> **Exercise directions**
From the listing below, extract every line in which the word "شرایط" appears.

(Recorded data)
++++++++++
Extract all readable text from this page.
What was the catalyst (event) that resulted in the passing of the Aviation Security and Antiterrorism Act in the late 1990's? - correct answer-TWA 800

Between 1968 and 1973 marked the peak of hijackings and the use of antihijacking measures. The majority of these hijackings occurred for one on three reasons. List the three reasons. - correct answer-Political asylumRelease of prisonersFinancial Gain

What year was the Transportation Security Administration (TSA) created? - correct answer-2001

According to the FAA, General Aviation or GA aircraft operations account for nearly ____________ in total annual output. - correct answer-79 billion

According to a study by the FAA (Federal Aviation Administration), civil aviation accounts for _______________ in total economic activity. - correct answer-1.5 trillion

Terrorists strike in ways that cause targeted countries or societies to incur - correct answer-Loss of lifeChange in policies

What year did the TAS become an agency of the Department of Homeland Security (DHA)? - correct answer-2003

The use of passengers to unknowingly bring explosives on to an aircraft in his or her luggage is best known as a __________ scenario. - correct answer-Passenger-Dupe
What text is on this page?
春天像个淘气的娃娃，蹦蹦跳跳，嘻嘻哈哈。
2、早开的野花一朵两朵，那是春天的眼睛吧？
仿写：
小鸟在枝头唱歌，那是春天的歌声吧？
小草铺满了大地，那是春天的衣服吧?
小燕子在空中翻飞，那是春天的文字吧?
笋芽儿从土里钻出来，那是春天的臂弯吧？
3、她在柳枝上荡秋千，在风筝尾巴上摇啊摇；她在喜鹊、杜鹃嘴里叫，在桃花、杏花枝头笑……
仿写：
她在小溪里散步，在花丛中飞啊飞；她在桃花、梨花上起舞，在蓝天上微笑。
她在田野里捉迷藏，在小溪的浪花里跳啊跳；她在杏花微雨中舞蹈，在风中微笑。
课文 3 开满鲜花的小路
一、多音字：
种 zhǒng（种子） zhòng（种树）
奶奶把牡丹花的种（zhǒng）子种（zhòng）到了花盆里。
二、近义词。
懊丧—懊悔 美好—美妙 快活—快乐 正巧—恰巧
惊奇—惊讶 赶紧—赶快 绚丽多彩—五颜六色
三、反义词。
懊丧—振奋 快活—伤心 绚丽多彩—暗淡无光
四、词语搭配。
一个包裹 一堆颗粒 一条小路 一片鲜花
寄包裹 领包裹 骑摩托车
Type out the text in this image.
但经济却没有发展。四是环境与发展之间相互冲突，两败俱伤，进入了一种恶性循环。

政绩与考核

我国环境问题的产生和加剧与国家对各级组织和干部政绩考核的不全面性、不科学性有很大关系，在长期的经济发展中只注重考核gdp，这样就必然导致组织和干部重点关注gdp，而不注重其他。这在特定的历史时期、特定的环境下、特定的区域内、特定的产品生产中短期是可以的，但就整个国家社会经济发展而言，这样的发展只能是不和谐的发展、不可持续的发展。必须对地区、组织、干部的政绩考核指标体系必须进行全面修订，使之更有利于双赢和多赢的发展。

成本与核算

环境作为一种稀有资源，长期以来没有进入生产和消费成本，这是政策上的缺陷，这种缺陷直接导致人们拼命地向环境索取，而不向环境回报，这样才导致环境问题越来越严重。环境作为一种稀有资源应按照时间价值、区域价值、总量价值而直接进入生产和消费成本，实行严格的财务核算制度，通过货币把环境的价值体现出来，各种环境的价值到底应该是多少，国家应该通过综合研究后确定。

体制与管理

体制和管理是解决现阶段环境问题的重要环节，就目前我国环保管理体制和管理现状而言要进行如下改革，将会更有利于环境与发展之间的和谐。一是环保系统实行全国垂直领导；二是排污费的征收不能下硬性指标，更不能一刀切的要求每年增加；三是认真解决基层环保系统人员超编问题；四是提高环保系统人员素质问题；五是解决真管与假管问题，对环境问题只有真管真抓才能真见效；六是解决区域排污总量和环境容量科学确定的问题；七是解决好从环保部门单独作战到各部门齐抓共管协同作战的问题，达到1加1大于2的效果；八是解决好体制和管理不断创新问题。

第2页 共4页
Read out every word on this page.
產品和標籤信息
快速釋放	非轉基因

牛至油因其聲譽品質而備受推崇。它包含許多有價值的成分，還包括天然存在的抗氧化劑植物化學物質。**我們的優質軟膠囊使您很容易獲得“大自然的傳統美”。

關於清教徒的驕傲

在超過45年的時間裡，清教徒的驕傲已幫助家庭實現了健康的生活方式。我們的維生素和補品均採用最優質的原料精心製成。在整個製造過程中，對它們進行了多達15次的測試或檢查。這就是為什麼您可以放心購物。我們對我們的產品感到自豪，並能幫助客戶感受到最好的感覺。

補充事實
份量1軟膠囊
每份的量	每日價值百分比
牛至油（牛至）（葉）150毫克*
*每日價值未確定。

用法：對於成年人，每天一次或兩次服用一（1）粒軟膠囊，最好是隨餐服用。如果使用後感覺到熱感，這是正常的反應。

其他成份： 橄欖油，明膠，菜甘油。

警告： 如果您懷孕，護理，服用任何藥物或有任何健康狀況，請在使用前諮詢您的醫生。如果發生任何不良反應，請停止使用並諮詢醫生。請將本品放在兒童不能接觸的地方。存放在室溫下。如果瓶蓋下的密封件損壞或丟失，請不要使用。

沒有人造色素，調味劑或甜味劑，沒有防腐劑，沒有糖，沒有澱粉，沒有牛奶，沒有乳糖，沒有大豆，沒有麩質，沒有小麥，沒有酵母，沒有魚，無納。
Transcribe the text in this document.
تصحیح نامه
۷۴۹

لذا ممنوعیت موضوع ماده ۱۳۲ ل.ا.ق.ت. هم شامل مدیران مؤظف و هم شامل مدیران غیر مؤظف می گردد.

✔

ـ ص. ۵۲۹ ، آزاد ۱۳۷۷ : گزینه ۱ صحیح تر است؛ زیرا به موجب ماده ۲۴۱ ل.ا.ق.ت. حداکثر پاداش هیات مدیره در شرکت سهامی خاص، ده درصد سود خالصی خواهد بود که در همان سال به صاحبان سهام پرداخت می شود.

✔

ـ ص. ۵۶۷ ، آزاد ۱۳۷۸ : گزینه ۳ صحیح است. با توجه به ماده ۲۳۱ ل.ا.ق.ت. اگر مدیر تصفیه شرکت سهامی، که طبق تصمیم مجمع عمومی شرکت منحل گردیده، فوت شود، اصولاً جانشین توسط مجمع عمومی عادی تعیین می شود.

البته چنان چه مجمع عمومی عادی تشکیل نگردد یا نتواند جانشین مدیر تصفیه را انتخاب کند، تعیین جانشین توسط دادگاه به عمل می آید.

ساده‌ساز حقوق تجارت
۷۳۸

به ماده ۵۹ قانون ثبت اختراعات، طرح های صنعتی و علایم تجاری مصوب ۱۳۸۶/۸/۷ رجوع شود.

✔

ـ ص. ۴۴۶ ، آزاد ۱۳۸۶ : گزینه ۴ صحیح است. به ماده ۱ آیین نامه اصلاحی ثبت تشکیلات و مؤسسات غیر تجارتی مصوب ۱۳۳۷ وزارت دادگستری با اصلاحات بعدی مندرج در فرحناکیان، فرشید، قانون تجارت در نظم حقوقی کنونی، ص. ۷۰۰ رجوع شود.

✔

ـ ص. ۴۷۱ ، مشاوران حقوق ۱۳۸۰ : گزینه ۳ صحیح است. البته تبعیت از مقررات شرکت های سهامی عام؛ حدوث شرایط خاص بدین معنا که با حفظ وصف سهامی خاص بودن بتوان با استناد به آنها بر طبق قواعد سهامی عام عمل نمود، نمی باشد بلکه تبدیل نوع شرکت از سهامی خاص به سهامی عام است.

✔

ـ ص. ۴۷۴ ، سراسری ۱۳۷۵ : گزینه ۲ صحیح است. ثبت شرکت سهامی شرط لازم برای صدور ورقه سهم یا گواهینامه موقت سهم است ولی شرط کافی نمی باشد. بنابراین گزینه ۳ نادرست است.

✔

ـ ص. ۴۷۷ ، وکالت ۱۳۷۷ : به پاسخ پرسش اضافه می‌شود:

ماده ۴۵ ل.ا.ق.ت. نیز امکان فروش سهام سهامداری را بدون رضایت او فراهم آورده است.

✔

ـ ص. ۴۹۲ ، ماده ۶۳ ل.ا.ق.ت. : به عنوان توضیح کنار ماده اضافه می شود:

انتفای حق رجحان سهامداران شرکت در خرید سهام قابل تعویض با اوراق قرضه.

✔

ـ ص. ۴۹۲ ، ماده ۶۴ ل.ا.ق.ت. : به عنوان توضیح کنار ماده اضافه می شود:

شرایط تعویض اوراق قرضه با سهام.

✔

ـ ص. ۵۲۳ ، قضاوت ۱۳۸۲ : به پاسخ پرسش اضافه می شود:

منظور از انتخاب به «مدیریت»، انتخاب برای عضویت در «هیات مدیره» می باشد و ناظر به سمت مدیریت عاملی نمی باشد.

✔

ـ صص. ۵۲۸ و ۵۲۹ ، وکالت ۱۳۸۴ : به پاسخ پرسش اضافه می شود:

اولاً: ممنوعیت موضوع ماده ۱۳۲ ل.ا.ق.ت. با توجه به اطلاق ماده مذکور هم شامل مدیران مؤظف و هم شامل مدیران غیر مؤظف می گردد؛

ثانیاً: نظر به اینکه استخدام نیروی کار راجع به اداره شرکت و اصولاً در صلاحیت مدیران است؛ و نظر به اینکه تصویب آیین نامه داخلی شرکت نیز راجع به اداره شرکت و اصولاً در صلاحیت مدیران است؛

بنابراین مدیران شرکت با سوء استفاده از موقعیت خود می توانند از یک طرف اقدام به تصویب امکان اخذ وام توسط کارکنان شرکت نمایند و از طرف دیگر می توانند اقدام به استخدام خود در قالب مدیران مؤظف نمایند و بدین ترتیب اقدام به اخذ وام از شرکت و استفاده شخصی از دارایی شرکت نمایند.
++++++++++
> **Written response**
ـ ص. ۴۷۱ ، مشاوران حقوق ۱۳۸۰ : گزینه ۳ صحیح است. البته تبعیت از مقررات شرکت های سهامی عام؛ حدوث شرایط خاص بدین معنا که با حفظ وصف سهامی خاص بودن بتوان با استناد به آنها بر طبق قواعد سهامی عام عمل نمود، نمی باشد بلکه تبدیل نوع شرکت از سهامی خاص به سهامی عام است.
شرایط تعویض اوراق قرضه با سهام.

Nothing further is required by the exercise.